◆ DATASET
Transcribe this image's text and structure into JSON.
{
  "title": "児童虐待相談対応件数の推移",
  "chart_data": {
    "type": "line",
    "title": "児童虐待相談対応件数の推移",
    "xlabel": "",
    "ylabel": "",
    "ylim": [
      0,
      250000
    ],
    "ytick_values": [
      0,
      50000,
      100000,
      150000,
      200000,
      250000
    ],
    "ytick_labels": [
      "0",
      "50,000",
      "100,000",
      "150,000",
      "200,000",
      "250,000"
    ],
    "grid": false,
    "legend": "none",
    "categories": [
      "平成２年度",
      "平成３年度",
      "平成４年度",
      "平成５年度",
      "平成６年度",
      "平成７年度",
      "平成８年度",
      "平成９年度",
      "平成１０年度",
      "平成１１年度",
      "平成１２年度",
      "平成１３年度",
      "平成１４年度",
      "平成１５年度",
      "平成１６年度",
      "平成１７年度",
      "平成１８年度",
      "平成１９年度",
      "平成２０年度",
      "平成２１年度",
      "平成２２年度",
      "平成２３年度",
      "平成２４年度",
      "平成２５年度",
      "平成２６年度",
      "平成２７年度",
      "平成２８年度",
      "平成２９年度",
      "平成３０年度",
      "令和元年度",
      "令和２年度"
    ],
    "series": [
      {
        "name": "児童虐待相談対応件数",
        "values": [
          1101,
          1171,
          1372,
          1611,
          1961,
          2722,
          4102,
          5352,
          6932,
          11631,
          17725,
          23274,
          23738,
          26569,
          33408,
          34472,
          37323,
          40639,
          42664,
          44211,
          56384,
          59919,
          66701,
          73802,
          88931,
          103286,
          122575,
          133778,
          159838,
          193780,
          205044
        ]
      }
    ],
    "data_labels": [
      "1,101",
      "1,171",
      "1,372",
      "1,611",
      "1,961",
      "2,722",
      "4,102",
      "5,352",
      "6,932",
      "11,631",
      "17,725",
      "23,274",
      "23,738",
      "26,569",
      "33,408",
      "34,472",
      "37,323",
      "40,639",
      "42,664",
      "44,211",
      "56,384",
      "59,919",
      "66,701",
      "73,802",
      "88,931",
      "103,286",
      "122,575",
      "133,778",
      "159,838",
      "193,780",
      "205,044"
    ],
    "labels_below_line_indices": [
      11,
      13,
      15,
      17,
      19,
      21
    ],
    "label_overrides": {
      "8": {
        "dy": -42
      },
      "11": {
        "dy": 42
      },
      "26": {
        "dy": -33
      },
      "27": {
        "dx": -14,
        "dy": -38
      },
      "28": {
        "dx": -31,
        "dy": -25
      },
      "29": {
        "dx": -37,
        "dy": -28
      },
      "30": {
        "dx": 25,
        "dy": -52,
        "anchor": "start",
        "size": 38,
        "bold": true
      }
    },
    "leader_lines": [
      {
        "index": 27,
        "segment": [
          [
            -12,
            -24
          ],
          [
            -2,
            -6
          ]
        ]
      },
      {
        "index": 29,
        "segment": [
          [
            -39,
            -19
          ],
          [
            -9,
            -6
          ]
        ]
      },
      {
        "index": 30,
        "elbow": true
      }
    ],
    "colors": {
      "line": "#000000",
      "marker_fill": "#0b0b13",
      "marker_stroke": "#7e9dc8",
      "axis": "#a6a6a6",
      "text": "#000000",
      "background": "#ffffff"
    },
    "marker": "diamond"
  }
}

◆ YOUR TASK
Recopy the entries above in their entirety, exactly.

◆ SOLUTION FOR THIS EXERCISE
Transcribe this image's text and structure into JSON.
{
  "title": "児童虐待相談対応件数の推移",
  "chart_data": {
    "type": "line",
    "title": "児童虐待相談対応件数の推移",
    "xlabel": "",
    "ylabel": "",
    "ylim": [
      0,
      250000
    ],
    "ytick_values": [
      0,
      50000,
      100000,
      150000,
      200000,
      250000
    ],
    "ytick_labels": [
      "0",
      "50,000",
      "100,000",
      "150,000",
      "200,000",
      "250,000"
    ],
    "grid": false,
    "legend": "none",
    "categories": [
      "平成２年度",
      "平成３年度",
      "平成４年度",
      "平成５年度",
      "平成６年度",
      "平成７年度",
      "平成８年度",
      "平成９年度",
      "平成１０年度",
      "平成１１年度",
      "平成１２年度",
      "平成１３年度",
      "平成１４年度",
      "平成１５年度",
      "平成１６年度",
      "平成１７年度",
      "平成１８年度",
      "平成１９年度",
      "平成２０年度",
      "平成２１年度",
      "平成２２年度",
      "平成２３年度",
      "平成２４年度",
      "平成２５年度",
      "平成２６年度",
      "平成２７年度",
      "平成２８年度",
      "平成２９年度",
      "平成３０年度",
      "令和元年度",
      "令和２年度"
    ],
    "series": [
      {
        "name": "児童虐待相談対応件数",
        "values": [
          1101,
          1171,
          1372,
          1611,
          1961,
          2722,
          4102,
          5352,
          6932,
          11631,
          17725,
          23274,
          23738,
          26569,
          33408,
          34472,
          37323,
          40639,
          42664,
          44211,
          56384,
          59919,
          66701,
          73802,
          88931,
          103286,
          122575,
          133778,
          159838,
          193780,
          205044
        ]
      }
    ],
    "data_labels": [
      "1,101",
      "1,171",
      "1,372",
      "1,611",
      "1,961",
      "2,722",
      "4,102",
      "5,352",
      "6,932",
      "11,631",
      "17,725",
      "23,274",
      "23,738",
      "26,569",
      "33,408",
      "34,472",
      "37,323",
      "40,639",
      "42,664",
      "44,211",
      "56,384",
      "59,919",
      "66,701",
      "73,802",
      "88,931",
      "103,286",
      "122,575",
      "133,778",
      "159,838",
      "193,780",
      "205,044"
    ],
    "labels_below_line_indices": [
      11,
      13,
      15,
      17,
      19,
      21
    ],
    "label_overrides": {
      "8": {
        "dy": -42
      },
      "11": {
        "dy": 42
      },
      "26": {
        "dy": -33
      },
      "27": {
        "dx": -14,
        "dy": -38
      },
      "28": {
        "dx": -31,
        "dy": -25
      },
      "29": {
        "dx": -37,
        "dy": -28
      },
      "30": {
        "dx": 25,
        "dy": -52,
        "anchor": "start",
        "size": 38,
        "bold": true
      }
    },
    "leader_lines": [
      {
        "index": 27,
        "segment": [
          [
            -12,
            -24
          ],
          [
            -2,
            -6
          ]
        ]
      },
      {
        "index": 29,
        "segment": [
          [
            -39,
            -19
          ],
          [
            -9,
            -6
          ]
        ]
      },
      {
        "index": 30,
        "elbow": true
      }
    ],
    "colors": {
      "line": "#000000",
      "marker_fill": "#0b0b13",
      "marker_stroke": "#7e9dc8",
      "axis": "#a6a6a6",
      "text": "#000000",
      "background": "#ffffff"
    },
    "marker": "diamond"
  }
}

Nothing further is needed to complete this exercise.